What to work on: All of the lines below are to be printed again exactly; images are excluded from the output.

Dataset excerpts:
— BEGIN —
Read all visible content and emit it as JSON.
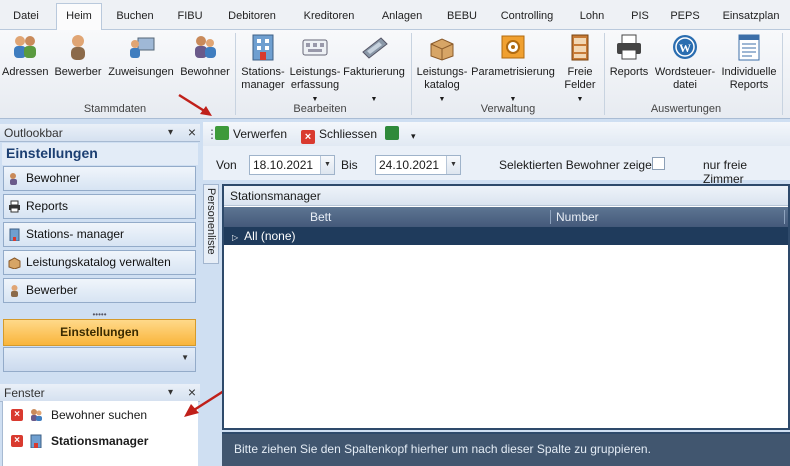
{
  "menu": {
    "tabs": [
      "Datei",
      "Heim",
      "Buchen",
      "FIBU",
      "Debitoren",
      "Kreditoren",
      "Anlagen",
      "BEBU",
      "Controlling",
      "Lohn",
      "PIS",
      "PEPS",
      "Einsatzplan"
    ],
    "active_tab": "Heim"
  },
  "ribbon": {
    "groups": {
      "stammdaten": "Stammdaten",
      "bearbeiten": "Bearbeiten",
      "verwaltung": "Verwaltung",
      "auswertungen": "Auswertungen"
    },
    "buttons": {
      "adressen": "Adressen",
      "bewerber": "Bewerber",
      "zuweisungen": "Zuweisungen",
      "bewohner": "Bewohner",
      "stationsmanager_1": "Stations-",
      "stationsmanager_2": "manager",
      "leistungserfassung_1": "Leistungs-",
      "leistungserfassung_2": "erfassung",
      "fakturierung": "Fakturierung",
      "leistungskatalog_1": "Leistungs-",
      "leistungskatalog_2": "katalog",
      "parametrisierung": "Parametrisierung",
      "freie_felder_1": "Freie",
      "freie_felder_2": "Felder",
      "reports": "Reports",
      "wordsteuerdatei_1": "Wordsteuer-",
      "wordsteuerdatei_2": "datei",
      "individuelle_reports_1": "Individuelle",
      "individuelle_reports_2": "Reports"
    }
  },
  "outlookbar": {
    "header": "Outlookbar",
    "title": "Einstellungen",
    "items": [
      {
        "label": "Bewohner"
      },
      {
        "label": "Reports"
      },
      {
        "label": "Stations- manager"
      },
      {
        "label": "Leistungskatalog verwalten"
      },
      {
        "label": "Bewerber"
      }
    ],
    "active_section": "Einstellungen"
  },
  "fenster": {
    "header": "Fenster",
    "items": [
      {
        "label": "Bewohner suchen"
      },
      {
        "label": "Stationsmanager"
      }
    ]
  },
  "toolbar": {
    "verwerfen": "Verwerfen",
    "schliessen": "Schliessen"
  },
  "filter": {
    "von_label": "Von",
    "von_value": "18.10.2021",
    "bis_label": "Bis",
    "bis_value": "24.10.2021",
    "checkbox_label": "Selektierten Bewohner zeigen",
    "freie_zimmer": "nur freie Zimmer"
  },
  "side_tab": "Personenliste",
  "grid": {
    "title": "Stationsmanager",
    "columns": [
      "Bett",
      "Number"
    ],
    "group_row": "All  (none)",
    "group_hint": "Bitte ziehen Sie den Spaltenkopf hierher um nach dieser Spalte zu gruppieren."
  },
  "colors": {
    "accent_orange": "#f9b53b",
    "grid_header": "#44597a",
    "arrow_red": "#c0201a"
  }
}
— END —
Solved exercise:
Read all visible content and emit it as JSON.
{
  "menu": {
    "tabs": [
      "Datei",
      "Heim",
      "Buchen",
      "FIBU",
      "Debitoren",
      "Kreditoren",
      "Anlagen",
      "BEBU",
      "Controlling",
      "Lohn",
      "PIS",
      "PEPS",
      "Einsatzplan"
    ],
    "active_tab": "Heim"
  },
  "ribbon": {
    "groups": {
      "stammdaten": "Stammdaten",
      "bearbeiten": "Bearbeiten",
      "verwaltung": "Verwaltung",
      "auswertungen": "Auswertungen"
    },
    "buttons": {
      "adressen": "Adressen",
      "bewerber": "Bewerber",
      "zuweisungen": "Zuweisungen",
      "bewohner": "Bewohner",
      "stationsmanager_1": "Stations-",
      "stationsmanager_2": "manager",
      "leistungserfassung_1": "Leistungs-",
      "leistungserfassung_2": "erfassung",
      "fakturierung": "Fakturierung",
      "leistungskatalog_1": "Leistungs-",
      "leistungskatalog_2": "katalog",
      "parametrisierung": "Parametrisierung",
      "freie_felder_1": "Freie",
      "freie_felder_2": "Felder",
      "reports": "Reports",
      "wordsteuerdatei_1": "Wordsteuer-",
      "wordsteuerdatei_2": "datei",
      "individuelle_reports_1": "Individuelle",
      "individuelle_reports_2": "Reports"
    }
  },
  "outlookbar": {
    "header": "Outlookbar",
    "title": "Einstellungen",
    "items": [
      {
        "label": "Bewohner"
      },
      {
        "label": "Reports"
      },
      {
        "label": "Stations- manager"
      },
      {
        "label": "Leistungskatalog verwalten"
      },
      {
        "label": "Bewerber"
      }
    ],
    "active_section": "Einstellungen"
  },
  "fenster": {
    "header": "Fenster",
    "items": [
      {
        "label": "Bewohner suchen"
      },
      {
        "label": "Stationsmanager"
      }
    ]
  },
  "toolbar": {
    "verwerfen": "Verwerfen",
    "schliessen": "Schliessen"
  },
  "filter": {
    "von_label": "Von",
    "von_value": "18.10.2021",
    "bis_label": "Bis",
    "bis_value": "24.10.2021",
    "checkbox_label": "Selektierten Bewohner zeigen",
    "freie_zimmer": "nur freie Zimmer"
  },
  "side_tab": "Personenliste",
  "grid": {
    "title": "Stationsmanager",
    "columns": [
      "Bett",
      "Number"
    ],
    "group_row": "All  (none)",
    "group_hint": "Bitte ziehen Sie den Spaltenkopf hierher um nach dieser Spalte zu gruppieren."
  },
  "colors": {
    "accent_orange": "#f9b53b",
    "grid_header": "#44597a",
    "arrow_red": "#c0201a"
  }
}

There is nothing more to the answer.